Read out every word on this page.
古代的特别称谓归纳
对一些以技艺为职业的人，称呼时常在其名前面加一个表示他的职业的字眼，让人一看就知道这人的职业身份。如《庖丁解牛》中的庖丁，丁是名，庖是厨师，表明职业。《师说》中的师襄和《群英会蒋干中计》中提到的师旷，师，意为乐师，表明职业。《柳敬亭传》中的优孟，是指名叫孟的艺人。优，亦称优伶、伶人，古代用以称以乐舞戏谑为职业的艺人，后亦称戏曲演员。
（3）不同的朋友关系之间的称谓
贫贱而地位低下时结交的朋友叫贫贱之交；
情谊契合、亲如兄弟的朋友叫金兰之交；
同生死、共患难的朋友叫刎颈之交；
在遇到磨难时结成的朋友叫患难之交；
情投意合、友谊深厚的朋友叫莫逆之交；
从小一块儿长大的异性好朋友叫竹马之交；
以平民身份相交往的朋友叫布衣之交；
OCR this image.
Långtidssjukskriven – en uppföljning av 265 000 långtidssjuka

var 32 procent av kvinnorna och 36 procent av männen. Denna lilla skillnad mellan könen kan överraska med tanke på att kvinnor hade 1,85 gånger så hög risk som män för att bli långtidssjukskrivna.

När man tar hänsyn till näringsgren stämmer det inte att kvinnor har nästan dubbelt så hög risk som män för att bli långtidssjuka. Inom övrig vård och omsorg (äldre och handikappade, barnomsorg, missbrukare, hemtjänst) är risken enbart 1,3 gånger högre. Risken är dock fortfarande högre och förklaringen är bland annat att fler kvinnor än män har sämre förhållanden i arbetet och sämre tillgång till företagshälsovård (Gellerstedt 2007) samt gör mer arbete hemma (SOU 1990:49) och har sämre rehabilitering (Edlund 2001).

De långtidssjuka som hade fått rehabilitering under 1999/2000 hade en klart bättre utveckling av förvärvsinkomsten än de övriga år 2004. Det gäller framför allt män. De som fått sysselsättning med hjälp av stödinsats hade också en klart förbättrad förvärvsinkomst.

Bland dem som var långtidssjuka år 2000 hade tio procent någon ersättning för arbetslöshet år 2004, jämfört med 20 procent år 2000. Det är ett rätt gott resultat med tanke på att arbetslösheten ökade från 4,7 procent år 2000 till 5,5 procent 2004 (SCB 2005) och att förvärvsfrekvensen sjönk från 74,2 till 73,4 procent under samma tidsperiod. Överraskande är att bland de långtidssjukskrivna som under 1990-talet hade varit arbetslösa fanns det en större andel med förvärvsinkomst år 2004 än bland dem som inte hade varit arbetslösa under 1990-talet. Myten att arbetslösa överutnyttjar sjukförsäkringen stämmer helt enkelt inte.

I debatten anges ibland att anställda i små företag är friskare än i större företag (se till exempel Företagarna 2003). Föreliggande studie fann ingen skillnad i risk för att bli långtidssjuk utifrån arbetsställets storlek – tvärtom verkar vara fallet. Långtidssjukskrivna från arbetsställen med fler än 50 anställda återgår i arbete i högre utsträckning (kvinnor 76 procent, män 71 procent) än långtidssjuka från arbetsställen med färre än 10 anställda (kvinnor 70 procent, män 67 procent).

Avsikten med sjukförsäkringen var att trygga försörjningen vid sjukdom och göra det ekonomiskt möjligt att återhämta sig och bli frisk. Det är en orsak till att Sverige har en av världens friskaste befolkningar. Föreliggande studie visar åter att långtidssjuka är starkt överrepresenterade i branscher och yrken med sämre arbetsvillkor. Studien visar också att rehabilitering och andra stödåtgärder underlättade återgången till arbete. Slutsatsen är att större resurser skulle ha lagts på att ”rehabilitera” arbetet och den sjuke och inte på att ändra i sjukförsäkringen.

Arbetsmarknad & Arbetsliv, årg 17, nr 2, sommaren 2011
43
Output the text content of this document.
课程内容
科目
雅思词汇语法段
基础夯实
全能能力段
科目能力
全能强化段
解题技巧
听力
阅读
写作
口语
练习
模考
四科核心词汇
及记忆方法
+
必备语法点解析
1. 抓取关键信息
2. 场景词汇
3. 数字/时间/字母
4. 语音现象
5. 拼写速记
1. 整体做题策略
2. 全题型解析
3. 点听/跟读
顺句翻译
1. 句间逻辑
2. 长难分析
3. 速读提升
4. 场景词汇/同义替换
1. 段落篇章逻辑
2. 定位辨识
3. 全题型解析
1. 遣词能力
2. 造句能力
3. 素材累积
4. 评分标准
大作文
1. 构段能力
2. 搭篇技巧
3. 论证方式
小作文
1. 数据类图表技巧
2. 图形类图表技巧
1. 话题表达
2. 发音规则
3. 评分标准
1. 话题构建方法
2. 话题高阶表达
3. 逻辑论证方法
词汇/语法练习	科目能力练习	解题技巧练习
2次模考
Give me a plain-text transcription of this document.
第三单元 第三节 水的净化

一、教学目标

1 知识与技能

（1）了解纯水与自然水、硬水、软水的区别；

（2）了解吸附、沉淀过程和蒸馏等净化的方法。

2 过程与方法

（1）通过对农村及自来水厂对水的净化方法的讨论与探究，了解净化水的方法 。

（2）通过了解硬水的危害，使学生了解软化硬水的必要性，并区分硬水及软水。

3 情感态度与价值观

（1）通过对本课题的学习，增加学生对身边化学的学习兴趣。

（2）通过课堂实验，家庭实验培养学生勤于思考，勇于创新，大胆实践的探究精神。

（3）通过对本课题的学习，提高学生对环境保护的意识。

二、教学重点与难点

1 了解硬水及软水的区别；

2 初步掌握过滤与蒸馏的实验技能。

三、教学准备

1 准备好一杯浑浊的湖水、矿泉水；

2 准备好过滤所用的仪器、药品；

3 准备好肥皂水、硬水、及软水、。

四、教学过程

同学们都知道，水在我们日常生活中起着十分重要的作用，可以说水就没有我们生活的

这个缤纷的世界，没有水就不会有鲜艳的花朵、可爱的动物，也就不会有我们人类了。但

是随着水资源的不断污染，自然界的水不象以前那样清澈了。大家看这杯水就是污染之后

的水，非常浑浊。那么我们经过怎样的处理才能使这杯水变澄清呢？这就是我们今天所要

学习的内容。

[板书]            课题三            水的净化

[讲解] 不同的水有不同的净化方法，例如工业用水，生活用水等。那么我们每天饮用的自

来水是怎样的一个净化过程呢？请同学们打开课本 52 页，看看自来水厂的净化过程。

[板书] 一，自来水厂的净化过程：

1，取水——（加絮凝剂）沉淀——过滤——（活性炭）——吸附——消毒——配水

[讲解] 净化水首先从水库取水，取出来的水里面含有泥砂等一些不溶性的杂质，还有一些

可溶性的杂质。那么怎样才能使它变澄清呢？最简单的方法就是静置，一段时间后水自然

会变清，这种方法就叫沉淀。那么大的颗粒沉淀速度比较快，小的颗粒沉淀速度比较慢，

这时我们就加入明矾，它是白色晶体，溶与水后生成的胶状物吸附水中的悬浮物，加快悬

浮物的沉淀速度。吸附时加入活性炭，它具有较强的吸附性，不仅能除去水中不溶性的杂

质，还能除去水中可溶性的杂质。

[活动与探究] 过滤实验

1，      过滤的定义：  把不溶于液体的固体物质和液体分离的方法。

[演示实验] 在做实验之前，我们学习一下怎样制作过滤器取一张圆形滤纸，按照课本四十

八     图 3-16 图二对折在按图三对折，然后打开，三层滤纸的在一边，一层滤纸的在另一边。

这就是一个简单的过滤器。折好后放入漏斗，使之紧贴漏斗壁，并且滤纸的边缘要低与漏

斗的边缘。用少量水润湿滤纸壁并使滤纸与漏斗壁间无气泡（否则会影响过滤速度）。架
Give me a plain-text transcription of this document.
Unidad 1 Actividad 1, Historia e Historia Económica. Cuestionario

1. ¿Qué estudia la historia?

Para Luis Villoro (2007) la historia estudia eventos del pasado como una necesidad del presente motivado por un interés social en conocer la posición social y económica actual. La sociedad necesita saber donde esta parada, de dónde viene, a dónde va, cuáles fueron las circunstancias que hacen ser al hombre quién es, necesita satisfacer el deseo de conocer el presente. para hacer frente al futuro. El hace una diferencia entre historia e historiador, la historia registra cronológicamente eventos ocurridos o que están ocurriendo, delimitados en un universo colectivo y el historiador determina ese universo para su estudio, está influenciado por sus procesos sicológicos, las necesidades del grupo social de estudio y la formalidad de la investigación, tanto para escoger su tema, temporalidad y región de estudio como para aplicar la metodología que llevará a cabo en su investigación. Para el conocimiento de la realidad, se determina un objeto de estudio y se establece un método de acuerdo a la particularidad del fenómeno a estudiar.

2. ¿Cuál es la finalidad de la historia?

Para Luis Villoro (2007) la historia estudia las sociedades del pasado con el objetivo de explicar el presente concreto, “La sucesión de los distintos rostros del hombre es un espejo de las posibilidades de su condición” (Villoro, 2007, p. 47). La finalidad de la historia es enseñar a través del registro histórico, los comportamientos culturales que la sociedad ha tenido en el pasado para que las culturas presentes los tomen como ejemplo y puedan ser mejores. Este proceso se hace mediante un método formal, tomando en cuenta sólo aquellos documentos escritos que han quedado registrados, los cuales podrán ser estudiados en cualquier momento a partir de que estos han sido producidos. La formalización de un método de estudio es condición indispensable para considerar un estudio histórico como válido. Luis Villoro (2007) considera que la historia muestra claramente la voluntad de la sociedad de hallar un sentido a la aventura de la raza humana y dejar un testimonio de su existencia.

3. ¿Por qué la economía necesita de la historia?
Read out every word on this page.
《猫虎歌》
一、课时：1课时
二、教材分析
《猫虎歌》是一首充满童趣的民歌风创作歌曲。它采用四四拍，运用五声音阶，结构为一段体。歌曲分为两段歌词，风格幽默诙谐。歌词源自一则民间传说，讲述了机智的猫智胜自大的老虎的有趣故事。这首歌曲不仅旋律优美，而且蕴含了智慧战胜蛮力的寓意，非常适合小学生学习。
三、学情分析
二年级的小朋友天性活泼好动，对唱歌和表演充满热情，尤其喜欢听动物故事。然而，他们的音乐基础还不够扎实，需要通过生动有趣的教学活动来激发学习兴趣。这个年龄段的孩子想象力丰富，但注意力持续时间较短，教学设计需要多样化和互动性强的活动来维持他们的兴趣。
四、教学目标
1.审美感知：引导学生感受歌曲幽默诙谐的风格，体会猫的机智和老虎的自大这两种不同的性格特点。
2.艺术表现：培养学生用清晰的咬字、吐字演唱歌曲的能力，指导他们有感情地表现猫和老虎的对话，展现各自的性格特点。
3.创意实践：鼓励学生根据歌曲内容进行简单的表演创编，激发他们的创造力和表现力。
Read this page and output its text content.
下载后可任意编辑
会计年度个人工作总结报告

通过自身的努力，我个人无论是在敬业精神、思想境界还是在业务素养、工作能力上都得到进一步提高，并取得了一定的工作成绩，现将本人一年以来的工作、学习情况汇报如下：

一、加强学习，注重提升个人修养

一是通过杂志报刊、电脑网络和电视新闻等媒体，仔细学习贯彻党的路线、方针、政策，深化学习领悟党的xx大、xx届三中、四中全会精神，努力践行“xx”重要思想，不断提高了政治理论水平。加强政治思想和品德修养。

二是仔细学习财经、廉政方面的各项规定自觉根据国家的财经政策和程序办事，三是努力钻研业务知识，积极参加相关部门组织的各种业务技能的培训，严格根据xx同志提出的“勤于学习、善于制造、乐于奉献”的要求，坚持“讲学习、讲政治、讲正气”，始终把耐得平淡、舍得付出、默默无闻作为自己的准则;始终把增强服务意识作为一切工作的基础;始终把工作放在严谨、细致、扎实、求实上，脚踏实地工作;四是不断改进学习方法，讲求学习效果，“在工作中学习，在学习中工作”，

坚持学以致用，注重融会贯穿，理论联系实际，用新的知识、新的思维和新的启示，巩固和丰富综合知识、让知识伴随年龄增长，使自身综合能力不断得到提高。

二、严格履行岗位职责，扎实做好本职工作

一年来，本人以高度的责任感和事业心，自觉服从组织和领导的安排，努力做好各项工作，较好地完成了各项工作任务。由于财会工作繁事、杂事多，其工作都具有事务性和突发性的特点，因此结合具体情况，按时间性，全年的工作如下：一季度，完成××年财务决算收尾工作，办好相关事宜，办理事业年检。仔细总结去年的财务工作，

* * * * *

→ **OBJECTIVE**:
Give the number of lines in the records that contain the string "Föreliggande", and nothing besides.

→ **RESPONSE FOR THIS EXERCISE**:
2